## [Exercise requirements]
Turn the records, starting at the beginning and ending at the line containing "day-detail: and 4 minutes. [242,475,339,488]", into a numbered list with no blank lines.

#### Extracted information

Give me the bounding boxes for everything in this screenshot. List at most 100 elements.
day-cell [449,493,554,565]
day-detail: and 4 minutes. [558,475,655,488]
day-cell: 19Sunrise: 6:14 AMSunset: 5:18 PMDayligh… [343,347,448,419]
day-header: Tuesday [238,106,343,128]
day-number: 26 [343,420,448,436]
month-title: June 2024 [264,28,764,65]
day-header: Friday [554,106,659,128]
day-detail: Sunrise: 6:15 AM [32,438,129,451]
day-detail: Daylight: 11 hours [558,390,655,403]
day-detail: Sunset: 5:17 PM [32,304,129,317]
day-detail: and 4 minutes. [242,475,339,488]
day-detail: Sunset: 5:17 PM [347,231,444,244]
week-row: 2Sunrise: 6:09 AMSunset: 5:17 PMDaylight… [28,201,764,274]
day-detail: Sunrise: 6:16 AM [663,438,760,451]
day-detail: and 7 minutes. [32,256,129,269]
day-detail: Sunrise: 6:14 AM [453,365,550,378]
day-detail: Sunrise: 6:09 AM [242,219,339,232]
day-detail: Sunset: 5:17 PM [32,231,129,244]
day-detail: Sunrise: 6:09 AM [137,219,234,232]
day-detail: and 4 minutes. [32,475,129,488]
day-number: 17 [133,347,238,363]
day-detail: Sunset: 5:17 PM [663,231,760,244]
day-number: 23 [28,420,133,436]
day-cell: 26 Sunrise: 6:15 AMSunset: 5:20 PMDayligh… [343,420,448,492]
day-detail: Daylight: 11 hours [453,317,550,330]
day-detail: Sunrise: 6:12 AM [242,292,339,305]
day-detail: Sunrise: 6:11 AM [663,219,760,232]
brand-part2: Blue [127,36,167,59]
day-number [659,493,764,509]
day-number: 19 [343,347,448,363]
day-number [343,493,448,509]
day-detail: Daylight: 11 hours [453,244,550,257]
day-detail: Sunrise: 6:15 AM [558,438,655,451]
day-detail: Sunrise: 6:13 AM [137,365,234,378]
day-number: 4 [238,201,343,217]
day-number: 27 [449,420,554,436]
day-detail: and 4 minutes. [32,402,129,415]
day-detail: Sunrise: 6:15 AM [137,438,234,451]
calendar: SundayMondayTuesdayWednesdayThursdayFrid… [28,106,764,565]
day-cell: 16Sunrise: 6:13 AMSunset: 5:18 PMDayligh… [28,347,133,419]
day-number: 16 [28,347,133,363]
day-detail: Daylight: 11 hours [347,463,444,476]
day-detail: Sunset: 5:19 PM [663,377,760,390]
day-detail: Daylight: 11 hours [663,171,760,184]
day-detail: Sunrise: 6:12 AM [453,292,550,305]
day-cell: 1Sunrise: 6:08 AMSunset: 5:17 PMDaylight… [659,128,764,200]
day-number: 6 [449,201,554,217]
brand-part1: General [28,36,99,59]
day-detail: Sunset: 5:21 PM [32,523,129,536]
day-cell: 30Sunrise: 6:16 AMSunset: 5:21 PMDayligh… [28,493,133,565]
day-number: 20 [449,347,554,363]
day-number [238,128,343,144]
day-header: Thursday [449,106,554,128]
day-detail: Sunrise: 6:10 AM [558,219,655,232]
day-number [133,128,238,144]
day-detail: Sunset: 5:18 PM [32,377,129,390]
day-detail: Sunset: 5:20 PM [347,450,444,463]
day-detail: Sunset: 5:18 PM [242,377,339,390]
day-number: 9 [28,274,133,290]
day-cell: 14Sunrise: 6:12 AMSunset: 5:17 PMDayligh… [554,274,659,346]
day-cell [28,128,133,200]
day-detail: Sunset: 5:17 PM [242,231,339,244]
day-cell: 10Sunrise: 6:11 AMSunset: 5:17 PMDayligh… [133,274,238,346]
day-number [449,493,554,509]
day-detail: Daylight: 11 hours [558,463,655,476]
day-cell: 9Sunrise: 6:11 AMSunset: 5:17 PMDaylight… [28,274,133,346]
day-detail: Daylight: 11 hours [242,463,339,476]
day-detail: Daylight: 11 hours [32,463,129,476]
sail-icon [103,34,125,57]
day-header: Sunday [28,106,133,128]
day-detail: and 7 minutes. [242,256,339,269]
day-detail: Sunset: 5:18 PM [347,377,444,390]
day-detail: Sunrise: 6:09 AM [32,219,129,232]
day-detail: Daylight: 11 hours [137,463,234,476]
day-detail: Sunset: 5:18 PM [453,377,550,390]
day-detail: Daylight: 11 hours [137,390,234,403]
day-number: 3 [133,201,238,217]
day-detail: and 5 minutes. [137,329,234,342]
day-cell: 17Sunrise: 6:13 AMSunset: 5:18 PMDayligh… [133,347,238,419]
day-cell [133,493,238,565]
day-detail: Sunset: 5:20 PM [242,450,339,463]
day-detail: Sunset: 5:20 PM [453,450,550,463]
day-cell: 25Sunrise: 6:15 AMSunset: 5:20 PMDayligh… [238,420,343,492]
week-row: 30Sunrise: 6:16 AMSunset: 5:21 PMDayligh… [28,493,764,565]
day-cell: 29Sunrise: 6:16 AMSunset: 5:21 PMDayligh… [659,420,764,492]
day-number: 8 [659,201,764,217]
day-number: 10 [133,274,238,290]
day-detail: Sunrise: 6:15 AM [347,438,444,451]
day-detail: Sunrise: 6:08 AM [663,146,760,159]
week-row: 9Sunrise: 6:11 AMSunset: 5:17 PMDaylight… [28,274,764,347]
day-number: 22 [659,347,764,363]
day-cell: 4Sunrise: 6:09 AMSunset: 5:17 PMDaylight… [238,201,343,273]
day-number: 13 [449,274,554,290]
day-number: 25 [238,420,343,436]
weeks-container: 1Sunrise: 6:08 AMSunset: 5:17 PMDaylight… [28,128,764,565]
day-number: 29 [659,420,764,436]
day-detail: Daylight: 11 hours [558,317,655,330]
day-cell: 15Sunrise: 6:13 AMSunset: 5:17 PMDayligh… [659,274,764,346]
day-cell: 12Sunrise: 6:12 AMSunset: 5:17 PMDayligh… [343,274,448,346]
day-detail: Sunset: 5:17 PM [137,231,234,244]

########

## [The reply]
1. Give me the bounding boxes for everything in this screenshot. List at most 100 elements.
2. day-cell [449,493,554,565]
3. day-detail: and 4 minutes. [558,475,655,488]
4. day-cell: 19Sunrise: 6:14 AMSunset: 5:18 PMDayligh… [343,347,448,419]
5. day-header: Tuesday [238,106,343,128]
6. day-number: 26 [343,420,448,436]
7. month-title: June 2024 [264,28,764,65]
8. day-header: Friday [554,106,659,128]
9. day-detail: Sunrise: 6:15 AM [32,438,129,451]
10. day-detail: Daylight: 11 hours [558,390,655,403]
11. day-detail: Sunset: 5:17 PM [32,304,129,317]
12. day-detail: and 4 minutes. [242,475,339,488]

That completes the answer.